→ Task details:
In the records that follow, show each line where the word "разбирательство" is present.

→ Input rows:
## Begin
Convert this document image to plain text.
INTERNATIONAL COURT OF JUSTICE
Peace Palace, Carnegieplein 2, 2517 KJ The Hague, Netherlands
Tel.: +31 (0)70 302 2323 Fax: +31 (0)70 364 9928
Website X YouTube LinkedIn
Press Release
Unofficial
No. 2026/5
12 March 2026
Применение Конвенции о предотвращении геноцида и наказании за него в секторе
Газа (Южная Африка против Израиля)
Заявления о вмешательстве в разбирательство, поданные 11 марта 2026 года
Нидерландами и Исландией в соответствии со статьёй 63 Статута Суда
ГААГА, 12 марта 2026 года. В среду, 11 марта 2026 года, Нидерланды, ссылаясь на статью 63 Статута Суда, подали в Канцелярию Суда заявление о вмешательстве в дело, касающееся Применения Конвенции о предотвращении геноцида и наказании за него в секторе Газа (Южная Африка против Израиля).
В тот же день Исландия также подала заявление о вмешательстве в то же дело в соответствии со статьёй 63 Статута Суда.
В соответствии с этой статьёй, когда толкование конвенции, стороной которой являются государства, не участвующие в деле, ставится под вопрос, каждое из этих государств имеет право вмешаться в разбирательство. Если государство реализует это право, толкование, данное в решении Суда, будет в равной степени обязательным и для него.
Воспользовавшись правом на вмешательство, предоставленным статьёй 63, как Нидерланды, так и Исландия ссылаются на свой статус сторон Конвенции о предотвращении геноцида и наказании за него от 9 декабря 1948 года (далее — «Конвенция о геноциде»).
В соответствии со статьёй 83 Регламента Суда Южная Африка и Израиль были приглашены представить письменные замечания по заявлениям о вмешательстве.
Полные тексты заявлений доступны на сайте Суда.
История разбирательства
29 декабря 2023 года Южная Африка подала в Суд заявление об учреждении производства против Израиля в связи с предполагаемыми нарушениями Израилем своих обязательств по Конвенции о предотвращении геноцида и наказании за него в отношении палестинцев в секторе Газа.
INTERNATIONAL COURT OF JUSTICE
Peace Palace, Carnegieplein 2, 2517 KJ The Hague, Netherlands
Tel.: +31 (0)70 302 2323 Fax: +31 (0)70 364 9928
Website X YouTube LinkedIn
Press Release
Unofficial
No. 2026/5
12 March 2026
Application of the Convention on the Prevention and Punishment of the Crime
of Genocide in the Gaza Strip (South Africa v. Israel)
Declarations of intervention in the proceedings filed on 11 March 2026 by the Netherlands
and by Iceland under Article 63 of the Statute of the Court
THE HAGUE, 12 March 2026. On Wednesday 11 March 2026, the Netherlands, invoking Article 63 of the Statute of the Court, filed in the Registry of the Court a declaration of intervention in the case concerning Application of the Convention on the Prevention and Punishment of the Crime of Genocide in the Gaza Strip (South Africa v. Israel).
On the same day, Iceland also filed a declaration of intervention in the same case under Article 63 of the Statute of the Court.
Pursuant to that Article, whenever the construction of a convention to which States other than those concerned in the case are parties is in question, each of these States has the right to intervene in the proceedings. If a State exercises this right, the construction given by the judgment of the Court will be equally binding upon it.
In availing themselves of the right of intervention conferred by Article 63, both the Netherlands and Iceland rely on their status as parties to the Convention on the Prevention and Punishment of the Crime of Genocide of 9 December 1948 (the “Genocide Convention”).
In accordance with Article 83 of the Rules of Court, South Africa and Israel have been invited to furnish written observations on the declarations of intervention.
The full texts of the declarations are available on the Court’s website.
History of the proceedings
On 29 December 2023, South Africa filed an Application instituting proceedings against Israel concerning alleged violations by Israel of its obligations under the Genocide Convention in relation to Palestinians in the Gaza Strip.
## End
→ Solution:
Заявления о вмешательстве в разбирательство, поданные 11 марта 2026 года
В соответствии с этой статьёй, когда толкование конвенции, стороной которой являются государства, не участвующие в деле, ставится под вопрос, каждое из этих государств имеет право вмешаться в разбирательство. Если государство реализует это право, толкование, данное в решении Суда, будет в равной степени обязательным и для него.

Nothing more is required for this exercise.